Provided entries
——————
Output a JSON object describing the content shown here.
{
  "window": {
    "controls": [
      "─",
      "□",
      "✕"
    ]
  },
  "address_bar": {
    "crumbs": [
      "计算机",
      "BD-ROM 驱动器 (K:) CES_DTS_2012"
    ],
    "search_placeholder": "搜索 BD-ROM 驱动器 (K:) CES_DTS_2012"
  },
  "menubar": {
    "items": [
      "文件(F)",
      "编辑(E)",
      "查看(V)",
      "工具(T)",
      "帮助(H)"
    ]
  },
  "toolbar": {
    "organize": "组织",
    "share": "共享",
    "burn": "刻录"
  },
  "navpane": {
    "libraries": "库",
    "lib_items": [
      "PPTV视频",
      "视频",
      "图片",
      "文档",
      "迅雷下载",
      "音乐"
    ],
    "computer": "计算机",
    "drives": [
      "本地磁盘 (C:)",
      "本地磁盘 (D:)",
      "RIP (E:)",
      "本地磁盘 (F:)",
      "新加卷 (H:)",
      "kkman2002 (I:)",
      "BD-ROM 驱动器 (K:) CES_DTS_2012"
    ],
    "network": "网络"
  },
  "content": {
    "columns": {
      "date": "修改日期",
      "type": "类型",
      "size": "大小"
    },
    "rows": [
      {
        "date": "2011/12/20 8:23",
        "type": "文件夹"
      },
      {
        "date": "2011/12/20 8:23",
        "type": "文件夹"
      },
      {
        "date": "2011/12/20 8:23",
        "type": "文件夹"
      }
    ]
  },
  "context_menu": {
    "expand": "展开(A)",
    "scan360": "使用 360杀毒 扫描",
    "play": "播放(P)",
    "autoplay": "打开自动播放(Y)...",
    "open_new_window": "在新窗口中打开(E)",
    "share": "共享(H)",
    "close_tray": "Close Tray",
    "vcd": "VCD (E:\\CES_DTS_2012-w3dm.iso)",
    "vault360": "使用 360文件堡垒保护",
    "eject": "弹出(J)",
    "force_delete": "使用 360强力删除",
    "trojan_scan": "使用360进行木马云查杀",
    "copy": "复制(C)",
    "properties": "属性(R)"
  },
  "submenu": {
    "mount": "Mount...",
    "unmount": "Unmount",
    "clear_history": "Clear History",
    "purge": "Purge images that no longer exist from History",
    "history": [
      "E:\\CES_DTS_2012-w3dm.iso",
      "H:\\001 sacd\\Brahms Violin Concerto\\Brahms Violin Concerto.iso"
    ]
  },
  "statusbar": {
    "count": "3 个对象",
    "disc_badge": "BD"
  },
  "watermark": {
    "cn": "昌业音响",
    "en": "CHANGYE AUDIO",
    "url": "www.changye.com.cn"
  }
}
——————
Would you give the material above again, complete and exact?

Output a JSON object describing the content shown here.
{
  "window": {
    "controls": [
      "─",
      "□",
      "✕"
    ]
  },
  "address_bar": {
    "crumbs": [
      "计算机",
      "BD-ROM 驱动器 (K:) CES_DTS_2012"
    ],
    "search_placeholder": "搜索 BD-ROM 驱动器 (K:) CES_DTS_2012"
  },
  "menubar": {
    "items": [
      "文件(F)",
      "编辑(E)",
      "查看(V)",
      "工具(T)",
      "帮助(H)"
    ]
  },
  "toolbar": {
    "organize": "组织",
    "share": "共享",
    "burn": "刻录"
  },
  "navpane": {
    "libraries": "库",
    "lib_items": [
      "PPTV视频",
      "视频",
      "图片",
      "文档",
      "迅雷下载",
      "音乐"
    ],
    "computer": "计算机",
    "drives": [
      "本地磁盘 (C:)",
      "本地磁盘 (D:)",
      "RIP (E:)",
      "本地磁盘 (F:)",
      "新加卷 (H:)",
      "kkman2002 (I:)",
      "BD-ROM 驱动器 (K:) CES_DTS_2012"
    ],
    "network": "网络"
  },
  "content": {
    "columns": {
      "date": "修改日期",
      "type": "类型",
      "size": "大小"
    },
    "rows": [
      {
        "date": "2011/12/20 8:23",
        "type": "文件夹"
      },
      {
        "date": "2011/12/20 8:23",
        "type": "文件夹"
      },
      {
        "date": "2011/12/20 8:23",
        "type": "文件夹"
      }
    ]
  },
  "context_menu": {
    "expand": "展开(A)",
    "scan360": "使用 360杀毒 扫描",
    "play": "播放(P)",
    "autoplay": "打开自动播放(Y)...",
    "open_new_window": "在新窗口中打开(E)",
    "share": "共享(H)",
    "close_tray": "Close Tray",
    "vcd": "VCD (E:\\CES_DTS_2012-w3dm.iso)",
    "vault360": "使用 360文件堡垒保护",
    "eject": "弹出(J)",
    "force_delete": "使用 360强力删除",
    "trojan_scan": "使用360进行木马云查杀",
    "copy": "复制(C)",
    "properties": "属性(R)"
  },
  "submenu": {
    "mount": "Mount...",
    "unmount": "Unmount",
    "clear_history": "Clear History",
    "purge": "Purge images that no longer exist from History",
    "history": [
      "E:\\CES_DTS_2012-w3dm.iso",
      "H:\\001 sacd\\Brahms Violin Concerto\\Brahms Violin Concerto.iso"
    ]
  },
  "statusbar": {
    "count": "3 个对象",
    "disc_badge": "BD"
  },
  "watermark": {
    "cn": "昌业音响",
    "en": "CHANGYE AUDIO",
    "url": "www.changye.com.cn"
  }
}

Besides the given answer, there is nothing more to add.